__Exercise aim__:
Look through the listing below and give the number of lines that hold "rgba". Say nothing more.
**********
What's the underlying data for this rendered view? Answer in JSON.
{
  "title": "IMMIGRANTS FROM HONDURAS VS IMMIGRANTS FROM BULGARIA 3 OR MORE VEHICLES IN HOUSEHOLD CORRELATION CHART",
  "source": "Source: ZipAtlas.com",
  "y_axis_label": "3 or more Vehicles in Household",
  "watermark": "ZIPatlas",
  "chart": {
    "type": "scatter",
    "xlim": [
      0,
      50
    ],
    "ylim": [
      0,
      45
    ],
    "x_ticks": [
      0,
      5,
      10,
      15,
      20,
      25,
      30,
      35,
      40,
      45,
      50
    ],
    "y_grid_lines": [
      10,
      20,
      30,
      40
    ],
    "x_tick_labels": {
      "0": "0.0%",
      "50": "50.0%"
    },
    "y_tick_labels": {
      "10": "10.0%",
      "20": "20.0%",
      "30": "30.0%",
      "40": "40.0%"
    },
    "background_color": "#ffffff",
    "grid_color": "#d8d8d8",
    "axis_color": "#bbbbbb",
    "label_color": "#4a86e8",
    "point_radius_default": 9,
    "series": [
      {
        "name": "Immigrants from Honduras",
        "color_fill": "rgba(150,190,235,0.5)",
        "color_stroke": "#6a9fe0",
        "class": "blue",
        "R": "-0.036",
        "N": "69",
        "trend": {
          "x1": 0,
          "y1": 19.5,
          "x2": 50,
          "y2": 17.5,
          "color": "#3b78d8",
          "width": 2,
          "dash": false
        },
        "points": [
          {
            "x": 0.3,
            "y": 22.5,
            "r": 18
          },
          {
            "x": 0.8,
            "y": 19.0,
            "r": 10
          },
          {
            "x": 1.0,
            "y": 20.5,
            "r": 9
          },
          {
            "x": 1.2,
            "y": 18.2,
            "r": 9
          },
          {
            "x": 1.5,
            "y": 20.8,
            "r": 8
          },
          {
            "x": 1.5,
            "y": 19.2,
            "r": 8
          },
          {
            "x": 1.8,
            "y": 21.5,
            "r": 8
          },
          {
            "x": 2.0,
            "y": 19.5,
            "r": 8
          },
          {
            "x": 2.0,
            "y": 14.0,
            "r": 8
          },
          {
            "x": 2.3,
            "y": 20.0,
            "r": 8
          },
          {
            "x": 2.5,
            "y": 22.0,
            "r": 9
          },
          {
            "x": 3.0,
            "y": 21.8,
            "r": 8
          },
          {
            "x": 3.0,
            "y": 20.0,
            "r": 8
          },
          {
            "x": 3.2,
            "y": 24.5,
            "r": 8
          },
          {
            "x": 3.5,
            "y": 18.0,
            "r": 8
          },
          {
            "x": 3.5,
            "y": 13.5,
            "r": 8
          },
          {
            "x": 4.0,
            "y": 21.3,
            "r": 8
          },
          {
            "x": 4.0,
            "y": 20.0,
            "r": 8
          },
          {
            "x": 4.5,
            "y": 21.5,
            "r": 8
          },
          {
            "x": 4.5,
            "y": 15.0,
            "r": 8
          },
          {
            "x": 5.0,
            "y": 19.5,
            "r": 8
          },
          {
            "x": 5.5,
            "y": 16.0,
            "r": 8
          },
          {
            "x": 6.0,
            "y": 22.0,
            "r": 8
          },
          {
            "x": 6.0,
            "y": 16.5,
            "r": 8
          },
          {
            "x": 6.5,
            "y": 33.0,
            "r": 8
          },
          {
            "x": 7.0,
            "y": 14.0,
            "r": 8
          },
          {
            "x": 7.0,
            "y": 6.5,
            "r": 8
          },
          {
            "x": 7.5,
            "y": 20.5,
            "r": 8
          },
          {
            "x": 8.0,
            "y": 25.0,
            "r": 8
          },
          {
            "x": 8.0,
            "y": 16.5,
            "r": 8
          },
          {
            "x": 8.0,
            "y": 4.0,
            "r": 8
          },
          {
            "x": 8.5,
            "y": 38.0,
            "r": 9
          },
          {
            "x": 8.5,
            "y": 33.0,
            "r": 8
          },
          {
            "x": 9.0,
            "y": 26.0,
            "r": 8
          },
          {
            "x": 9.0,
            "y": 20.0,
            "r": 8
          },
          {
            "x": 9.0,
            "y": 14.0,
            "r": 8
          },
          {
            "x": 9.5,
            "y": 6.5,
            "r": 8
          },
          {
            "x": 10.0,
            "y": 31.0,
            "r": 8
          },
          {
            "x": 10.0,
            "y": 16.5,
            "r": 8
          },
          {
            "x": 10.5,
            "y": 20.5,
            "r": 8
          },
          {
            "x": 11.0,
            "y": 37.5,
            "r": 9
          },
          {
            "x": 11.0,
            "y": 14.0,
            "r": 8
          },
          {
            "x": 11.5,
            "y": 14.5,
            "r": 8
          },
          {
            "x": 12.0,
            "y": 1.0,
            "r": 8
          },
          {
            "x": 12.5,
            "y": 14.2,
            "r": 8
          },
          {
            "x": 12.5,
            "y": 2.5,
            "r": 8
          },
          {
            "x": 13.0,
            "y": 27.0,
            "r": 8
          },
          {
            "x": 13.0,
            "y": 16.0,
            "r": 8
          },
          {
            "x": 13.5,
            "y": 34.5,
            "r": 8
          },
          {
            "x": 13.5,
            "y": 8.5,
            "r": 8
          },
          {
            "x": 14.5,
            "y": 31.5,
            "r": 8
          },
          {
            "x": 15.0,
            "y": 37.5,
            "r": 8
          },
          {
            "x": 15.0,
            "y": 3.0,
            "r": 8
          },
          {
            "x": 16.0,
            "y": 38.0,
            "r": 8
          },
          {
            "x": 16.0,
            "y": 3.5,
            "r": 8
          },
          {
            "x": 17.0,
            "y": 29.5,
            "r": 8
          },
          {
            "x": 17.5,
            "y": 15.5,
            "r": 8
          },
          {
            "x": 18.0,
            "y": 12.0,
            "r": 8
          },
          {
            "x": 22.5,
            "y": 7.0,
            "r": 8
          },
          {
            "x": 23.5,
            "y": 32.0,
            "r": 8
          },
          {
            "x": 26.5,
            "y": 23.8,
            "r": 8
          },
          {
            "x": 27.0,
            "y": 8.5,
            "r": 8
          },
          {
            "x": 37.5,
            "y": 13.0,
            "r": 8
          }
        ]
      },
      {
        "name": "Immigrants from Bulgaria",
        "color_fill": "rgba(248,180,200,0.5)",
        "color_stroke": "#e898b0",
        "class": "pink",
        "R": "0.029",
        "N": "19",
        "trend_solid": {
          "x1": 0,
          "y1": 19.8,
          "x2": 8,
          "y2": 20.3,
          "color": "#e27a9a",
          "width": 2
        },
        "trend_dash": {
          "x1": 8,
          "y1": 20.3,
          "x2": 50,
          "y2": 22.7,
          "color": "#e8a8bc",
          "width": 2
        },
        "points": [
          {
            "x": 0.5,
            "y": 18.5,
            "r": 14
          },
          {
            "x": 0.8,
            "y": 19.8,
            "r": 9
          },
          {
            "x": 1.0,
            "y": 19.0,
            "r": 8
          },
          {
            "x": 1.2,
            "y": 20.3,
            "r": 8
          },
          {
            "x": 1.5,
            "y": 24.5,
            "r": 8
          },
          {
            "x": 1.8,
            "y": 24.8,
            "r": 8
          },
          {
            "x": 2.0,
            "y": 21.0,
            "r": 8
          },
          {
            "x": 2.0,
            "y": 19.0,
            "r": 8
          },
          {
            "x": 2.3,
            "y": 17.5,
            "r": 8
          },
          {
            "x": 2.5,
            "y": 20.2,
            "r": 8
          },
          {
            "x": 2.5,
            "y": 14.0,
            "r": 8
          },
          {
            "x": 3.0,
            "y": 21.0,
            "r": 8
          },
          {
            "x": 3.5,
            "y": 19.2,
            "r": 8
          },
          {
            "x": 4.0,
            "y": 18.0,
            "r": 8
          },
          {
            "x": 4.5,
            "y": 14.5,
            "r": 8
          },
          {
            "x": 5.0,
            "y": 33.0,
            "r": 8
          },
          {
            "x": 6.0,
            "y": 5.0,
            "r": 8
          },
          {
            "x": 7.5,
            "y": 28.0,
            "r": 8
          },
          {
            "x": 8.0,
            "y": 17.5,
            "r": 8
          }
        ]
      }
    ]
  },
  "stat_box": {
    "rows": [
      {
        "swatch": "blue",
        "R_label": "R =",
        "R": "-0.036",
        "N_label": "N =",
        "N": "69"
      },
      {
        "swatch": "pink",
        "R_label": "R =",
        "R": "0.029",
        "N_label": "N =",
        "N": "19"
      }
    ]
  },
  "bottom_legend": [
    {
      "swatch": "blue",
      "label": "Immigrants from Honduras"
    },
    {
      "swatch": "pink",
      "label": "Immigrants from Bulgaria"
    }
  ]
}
**********
__Exercise answer__:
2